- _Problem_:
Retype the whole listing below, character for character.
## BEGIN The input
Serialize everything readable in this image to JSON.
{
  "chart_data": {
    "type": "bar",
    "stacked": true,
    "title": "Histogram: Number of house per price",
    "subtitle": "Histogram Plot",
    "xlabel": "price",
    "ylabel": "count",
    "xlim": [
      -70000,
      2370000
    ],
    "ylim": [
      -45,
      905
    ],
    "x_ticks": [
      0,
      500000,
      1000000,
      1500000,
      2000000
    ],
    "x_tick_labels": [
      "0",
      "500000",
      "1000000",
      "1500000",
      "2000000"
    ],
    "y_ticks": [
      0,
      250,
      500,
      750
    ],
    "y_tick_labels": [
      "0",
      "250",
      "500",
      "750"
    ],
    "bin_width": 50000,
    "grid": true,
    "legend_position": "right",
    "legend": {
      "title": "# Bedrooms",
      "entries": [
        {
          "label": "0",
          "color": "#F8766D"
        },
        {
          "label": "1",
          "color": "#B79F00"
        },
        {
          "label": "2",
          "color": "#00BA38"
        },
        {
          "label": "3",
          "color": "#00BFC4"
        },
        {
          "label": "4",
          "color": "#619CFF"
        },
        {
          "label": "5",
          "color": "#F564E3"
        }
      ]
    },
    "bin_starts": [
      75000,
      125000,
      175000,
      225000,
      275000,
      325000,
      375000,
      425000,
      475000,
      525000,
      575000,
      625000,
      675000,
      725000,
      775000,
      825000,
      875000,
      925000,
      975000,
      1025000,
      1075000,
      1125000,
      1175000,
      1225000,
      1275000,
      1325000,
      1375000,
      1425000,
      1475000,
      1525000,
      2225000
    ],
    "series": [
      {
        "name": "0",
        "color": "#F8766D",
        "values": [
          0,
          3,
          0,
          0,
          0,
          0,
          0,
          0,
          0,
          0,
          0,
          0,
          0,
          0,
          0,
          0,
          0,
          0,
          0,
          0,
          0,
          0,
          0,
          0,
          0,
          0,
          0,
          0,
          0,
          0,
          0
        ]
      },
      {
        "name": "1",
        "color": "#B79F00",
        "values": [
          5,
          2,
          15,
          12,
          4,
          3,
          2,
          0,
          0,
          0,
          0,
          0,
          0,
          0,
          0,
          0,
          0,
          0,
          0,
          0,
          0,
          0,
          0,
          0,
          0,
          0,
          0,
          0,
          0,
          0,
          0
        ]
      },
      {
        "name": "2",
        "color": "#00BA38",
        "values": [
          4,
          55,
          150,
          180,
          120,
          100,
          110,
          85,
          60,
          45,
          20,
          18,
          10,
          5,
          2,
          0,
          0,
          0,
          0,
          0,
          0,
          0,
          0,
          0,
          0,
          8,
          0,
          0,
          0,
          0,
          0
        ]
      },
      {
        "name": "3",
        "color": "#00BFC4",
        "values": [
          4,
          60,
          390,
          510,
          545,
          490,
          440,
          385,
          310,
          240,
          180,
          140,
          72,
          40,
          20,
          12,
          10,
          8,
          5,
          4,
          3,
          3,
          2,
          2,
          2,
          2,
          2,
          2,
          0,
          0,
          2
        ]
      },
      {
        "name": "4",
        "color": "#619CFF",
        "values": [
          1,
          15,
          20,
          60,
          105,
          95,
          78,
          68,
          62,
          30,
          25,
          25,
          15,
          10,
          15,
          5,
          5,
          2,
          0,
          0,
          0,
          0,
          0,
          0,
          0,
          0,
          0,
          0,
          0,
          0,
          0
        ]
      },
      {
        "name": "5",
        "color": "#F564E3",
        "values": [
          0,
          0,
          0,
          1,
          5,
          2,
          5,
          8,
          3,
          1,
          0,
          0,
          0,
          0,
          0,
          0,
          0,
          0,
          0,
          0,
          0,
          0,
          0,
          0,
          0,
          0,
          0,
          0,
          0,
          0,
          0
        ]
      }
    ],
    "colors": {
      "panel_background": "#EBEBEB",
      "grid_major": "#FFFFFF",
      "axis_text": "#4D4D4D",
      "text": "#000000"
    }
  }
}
## END The input
- _Final result_:
Serialize everything readable in this image to JSON.
{
  "chart_data": {
    "type": "bar",
    "stacked": true,
    "title": "Histogram: Number of house per price",
    "subtitle": "Histogram Plot",
    "xlabel": "price",
    "ylabel": "count",
    "xlim": [
      -70000,
      2370000
    ],
    "ylim": [
      -45,
      905
    ],
    "x_ticks": [
      0,
      500000,
      1000000,
      1500000,
      2000000
    ],
    "x_tick_labels": [
      "0",
      "500000",
      "1000000",
      "1500000",
      "2000000"
    ],
    "y_ticks": [
      0,
      250,
      500,
      750
    ],
    "y_tick_labels": [
      "0",
      "250",
      "500",
      "750"
    ],
    "bin_width": 50000,
    "grid": true,
    "legend_position": "right",
    "legend": {
      "title": "# Bedrooms",
      "entries": [
        {
          "label": "0",
          "color": "#F8766D"
        },
        {
          "label": "1",
          "color": "#B79F00"
        },
        {
          "label": "2",
          "color": "#00BA38"
        },
        {
          "label": "3",
          "color": "#00BFC4"
        },
        {
          "label": "4",
          "color": "#619CFF"
        },
        {
          "label": "5",
          "color": "#F564E3"
        }
      ]
    },
    "bin_starts": [
      75000,
      125000,
      175000,
      225000,
      275000,
      325000,
      375000,
      425000,
      475000,
      525000,
      575000,
      625000,
      675000,
      725000,
      775000,
      825000,
      875000,
      925000,
      975000,
      1025000,
      1075000,
      1125000,
      1175000,
      1225000,
      1275000,
      1325000,
      1375000,
      1425000,
      1475000,
      1525000,
      2225000
    ],
    "series": [
      {
        "name": "0",
        "color": "#F8766D",
        "values": [
          0,
          3,
          0,
          0,
          0,
          0,
          0,
          0,
          0,
          0,
          0,
          0,
          0,
          0,
          0,
          0,
          0,
          0,
          0,
          0,
          0,
          0,
          0,
          0,
          0,
          0,
          0,
          0,
          0,
          0,
          0
        ]
      },
      {
        "name": "1",
        "color": "#B79F00",
        "values": [
          5,
          2,
          15,
          12,
          4,
          3,
          2,
          0,
          0,
          0,
          0,
          0,
          0,
          0,
          0,
          0,
          0,
          0,
          0,
          0,
          0,
          0,
          0,
          0,
          0,
          0,
          0,
          0,
          0,
          0,
          0
        ]
      },
      {
        "name": "2",
        "color": "#00BA38",
        "values": [
          4,
          55,
          150,
          180,
          120,
          100,
          110,
          85,
          60,
          45,
          20,
          18,
          10,
          5,
          2,
          0,
          0,
          0,
          0,
          0,
          0,
          0,
          0,
          0,
          0,
          8,
          0,
          0,
          0,
          0,
          0
        ]
      },
      {
        "name": "3",
        "color": "#00BFC4",
        "values": [
          4,
          60,
          390,
          510,
          545,
          490,
          440,
          385,
          310,
          240,
          180,
          140,
          72,
          40,
          20,
          12,
          10,
          8,
          5,
          4,
          3,
          3,
          2,
          2,
          2,
          2,
          2,
          2,
          0,
          0,
          2
        ]
      },
      {
        "name": "4",
        "color": "#619CFF",
        "values": [
          1,
          15,
          20,
          60,
          105,
          95,
          78,
          68,
          62,
          30,
          25,
          25,
          15,
          10,
          15,
          5,
          5,
          2,
          0,
          0,
          0,
          0,
          0,
          0,
          0,
          0,
          0,
          0,
          0,
          0,
          0
        ]
      },
      {
        "name": "5",
        "color": "#F564E3",
        "values": [
          0,
          0,
          0,
          1,
          5,
          2,
          5,
          8,
          3,
          1,
          0,
          0,
          0,
          0,
          0,
          0,
          0,
          0,
          0,
          0,
          0,
          0,
          0,
          0,
          0,
          0,
          0,
          0,
          0,
          0,
          0
        ]
      }
    ],
    "colors": {
      "panel_background": "#EBEBEB",
      "grid_major": "#FFFFFF",
      "axis_text": "#4D4D4D",
      "text": "#000000"
    }
  }
}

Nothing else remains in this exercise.